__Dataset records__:
## START
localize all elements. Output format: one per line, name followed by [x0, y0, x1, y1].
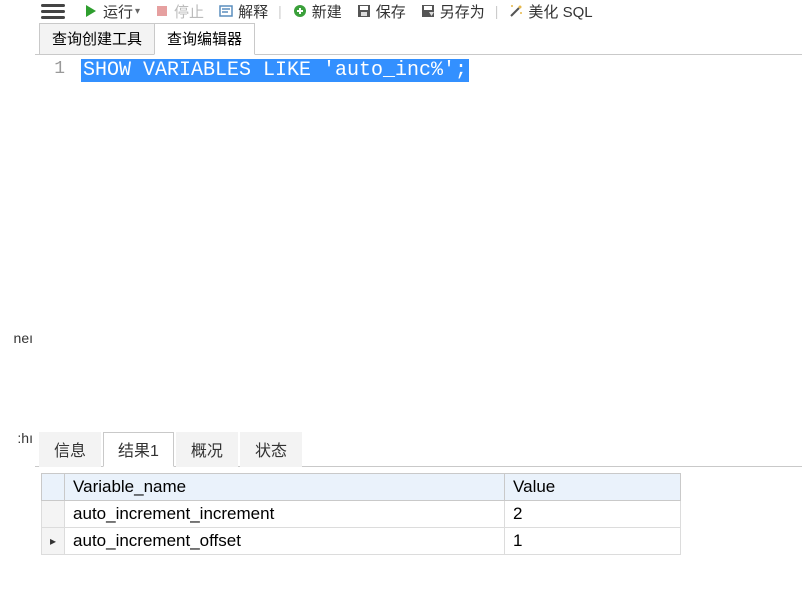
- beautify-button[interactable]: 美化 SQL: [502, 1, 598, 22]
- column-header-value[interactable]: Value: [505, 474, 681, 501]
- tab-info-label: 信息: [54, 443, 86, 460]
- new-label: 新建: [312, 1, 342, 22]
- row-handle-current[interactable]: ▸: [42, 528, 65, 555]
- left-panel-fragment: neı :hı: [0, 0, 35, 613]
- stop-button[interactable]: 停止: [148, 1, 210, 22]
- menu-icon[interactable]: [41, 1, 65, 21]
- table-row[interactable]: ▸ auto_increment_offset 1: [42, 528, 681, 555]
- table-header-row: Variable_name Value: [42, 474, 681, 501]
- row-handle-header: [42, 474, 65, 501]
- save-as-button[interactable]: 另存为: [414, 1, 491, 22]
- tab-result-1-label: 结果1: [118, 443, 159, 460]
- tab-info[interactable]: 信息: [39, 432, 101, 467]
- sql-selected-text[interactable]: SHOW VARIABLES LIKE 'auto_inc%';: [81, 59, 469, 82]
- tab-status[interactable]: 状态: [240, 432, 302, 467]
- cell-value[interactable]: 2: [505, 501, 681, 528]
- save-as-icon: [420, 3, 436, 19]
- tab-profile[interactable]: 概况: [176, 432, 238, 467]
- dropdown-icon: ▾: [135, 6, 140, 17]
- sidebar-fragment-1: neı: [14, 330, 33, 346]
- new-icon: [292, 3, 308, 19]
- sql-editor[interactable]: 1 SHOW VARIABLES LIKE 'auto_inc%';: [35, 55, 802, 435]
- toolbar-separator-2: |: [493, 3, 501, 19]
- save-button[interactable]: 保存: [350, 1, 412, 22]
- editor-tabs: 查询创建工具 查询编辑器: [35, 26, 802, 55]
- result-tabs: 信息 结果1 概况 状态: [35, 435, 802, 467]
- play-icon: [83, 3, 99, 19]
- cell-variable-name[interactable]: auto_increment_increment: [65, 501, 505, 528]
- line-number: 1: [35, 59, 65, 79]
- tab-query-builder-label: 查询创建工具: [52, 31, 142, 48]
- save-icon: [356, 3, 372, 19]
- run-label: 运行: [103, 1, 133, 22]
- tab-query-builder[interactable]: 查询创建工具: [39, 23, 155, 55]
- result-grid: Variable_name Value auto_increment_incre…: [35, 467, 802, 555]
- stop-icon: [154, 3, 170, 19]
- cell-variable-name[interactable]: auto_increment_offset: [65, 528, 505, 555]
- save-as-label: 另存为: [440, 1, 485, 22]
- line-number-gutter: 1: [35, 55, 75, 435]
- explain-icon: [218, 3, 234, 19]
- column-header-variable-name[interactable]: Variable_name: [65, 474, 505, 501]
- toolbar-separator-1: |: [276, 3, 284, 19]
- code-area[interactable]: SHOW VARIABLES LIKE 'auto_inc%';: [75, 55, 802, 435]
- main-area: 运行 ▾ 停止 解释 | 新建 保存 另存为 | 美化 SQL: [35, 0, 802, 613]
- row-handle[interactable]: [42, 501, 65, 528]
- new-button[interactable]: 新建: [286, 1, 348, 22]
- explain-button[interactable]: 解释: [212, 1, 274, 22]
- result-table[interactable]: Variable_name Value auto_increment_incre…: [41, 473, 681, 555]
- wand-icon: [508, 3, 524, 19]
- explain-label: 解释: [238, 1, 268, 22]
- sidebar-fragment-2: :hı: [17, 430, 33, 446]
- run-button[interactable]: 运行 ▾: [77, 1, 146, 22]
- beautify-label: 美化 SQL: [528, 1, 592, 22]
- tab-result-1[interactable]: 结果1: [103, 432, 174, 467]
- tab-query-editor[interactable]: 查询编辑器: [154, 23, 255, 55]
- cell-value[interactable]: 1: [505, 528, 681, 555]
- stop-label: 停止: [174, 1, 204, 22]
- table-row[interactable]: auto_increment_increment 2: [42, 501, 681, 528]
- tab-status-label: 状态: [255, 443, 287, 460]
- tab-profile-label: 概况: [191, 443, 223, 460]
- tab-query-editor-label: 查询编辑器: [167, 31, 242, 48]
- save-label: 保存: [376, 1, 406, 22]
## END
Reproduce all of the data above word for word, leaving out the picture.

__OUTPUT OF THE TASK__:
localize all elements. Output format: one per line, name followed by [x0, y0, x1, y1].
- beautify-button[interactable]: 美化 SQL: [502, 1, 598, 22]
- column-header-value[interactable]: Value: [505, 474, 681, 501]
- tab-info-label: 信息: [54, 443, 86, 460]
- new-label: 新建: [312, 1, 342, 22]
- row-handle-current[interactable]: ▸: [42, 528, 65, 555]
- left-panel-fragment: neı :hı: [0, 0, 35, 613]
- stop-button[interactable]: 停止: [148, 1, 210, 22]
- menu-icon[interactable]: [41, 1, 65, 21]
- table-row[interactable]: ▸ auto_increment_offset 1: [42, 528, 681, 555]
- table-header-row: Variable_name Value: [42, 474, 681, 501]
- row-handle-header: [42, 474, 65, 501]
- save-as-button[interactable]: 另存为: [414, 1, 491, 22]
- tab-result-1-label: 结果1: [118, 443, 159, 460]
- tab-info[interactable]: 信息: [39, 432, 101, 467]
- sql-selected-text[interactable]: SHOW VARIABLES LIKE 'auto_inc%';: [81, 59, 469, 82]
- tab-status[interactable]: 状态: [240, 432, 302, 467]
- cell-value[interactable]: 2: [505, 501, 681, 528]
- save-as-icon: [420, 3, 436, 19]
- tab-profile[interactable]: 概况: [176, 432, 238, 467]
- dropdown-icon: ▾: [135, 6, 140, 17]
- sidebar-fragment-1: neı: [14, 330, 33, 346]
- new-icon: [292, 3, 308, 19]
- sql-editor[interactable]: 1 SHOW VARIABLES LIKE 'auto_inc%';: [35, 55, 802, 435]
- toolbar-separator-2: |: [493, 3, 501, 19]
- save-button[interactable]: 保存: [350, 1, 412, 22]
- editor-tabs: 查询创建工具 查询编辑器: [35, 26, 802, 55]
- result-tabs: 信息 结果1 概况 状态: [35, 435, 802, 467]
- play-icon: [83, 3, 99, 19]
- cell-variable-name[interactable]: auto_increment_increment: [65, 501, 505, 528]
- line-number: 1: [35, 59, 65, 79]
- tab-query-builder-label: 查询创建工具: [52, 31, 142, 48]
- save-icon: [356, 3, 372, 19]
- run-label: 运行: [103, 1, 133, 22]
- tab-query-builder[interactable]: 查询创建工具: [39, 23, 155, 55]
- result-grid: Variable_name Value auto_increment_incre…: [35, 467, 802, 555]
- stop-icon: [154, 3, 170, 19]
- cell-variable-name[interactable]: auto_increment_offset: [65, 528, 505, 555]
- save-as-label: 另存为: [440, 1, 485, 22]
- line-number-gutter: 1: [35, 55, 75, 435]
- explain-icon: [218, 3, 234, 19]
- column-header-variable-name[interactable]: Variable_name: [65, 474, 505, 501]
- toolbar-separator-1: |: [276, 3, 284, 19]
- code-area[interactable]: SHOW VARIABLES LIKE 'auto_inc%';: [75, 55, 802, 435]
- main-area: 运行 ▾ 停止 解释 | 新建 保存 另存为 | 美化 SQL: [35, 0, 802, 613]
- row-handle[interactable]: [42, 501, 65, 528]
- new-button[interactable]: 新建: [286, 1, 348, 22]
- explain-button[interactable]: 解释: [212, 1, 274, 22]
- result-table[interactable]: Variable_name Value auto_increment_incre…: [41, 473, 681, 555]
- wand-icon: [508, 3, 524, 19]
- explain-label: 解释: [238, 1, 268, 22]
- sidebar-fragment-2: :hı: [17, 430, 33, 446]
- run-button[interactable]: 运行 ▾: [77, 1, 146, 22]
- beautify-label: 美化 SQL: [528, 1, 592, 22]
- tab-result-1[interactable]: 结果1: [103, 432, 174, 467]
- tab-query-editor[interactable]: 查询编辑器: [154, 23, 255, 55]
- cell-value[interactable]: 1: [505, 528, 681, 555]
- stop-label: 停止: [174, 1, 204, 22]
- table-row[interactable]: auto_increment_increment 2: [42, 501, 681, 528]
- tab-status-label: 状态: [255, 443, 287, 460]
- tab-profile-label: 概况: [191, 443, 223, 460]
- tab-query-editor-label: 查询编辑器: [167, 31, 242, 48]
- save-label: 保存: [376, 1, 406, 22]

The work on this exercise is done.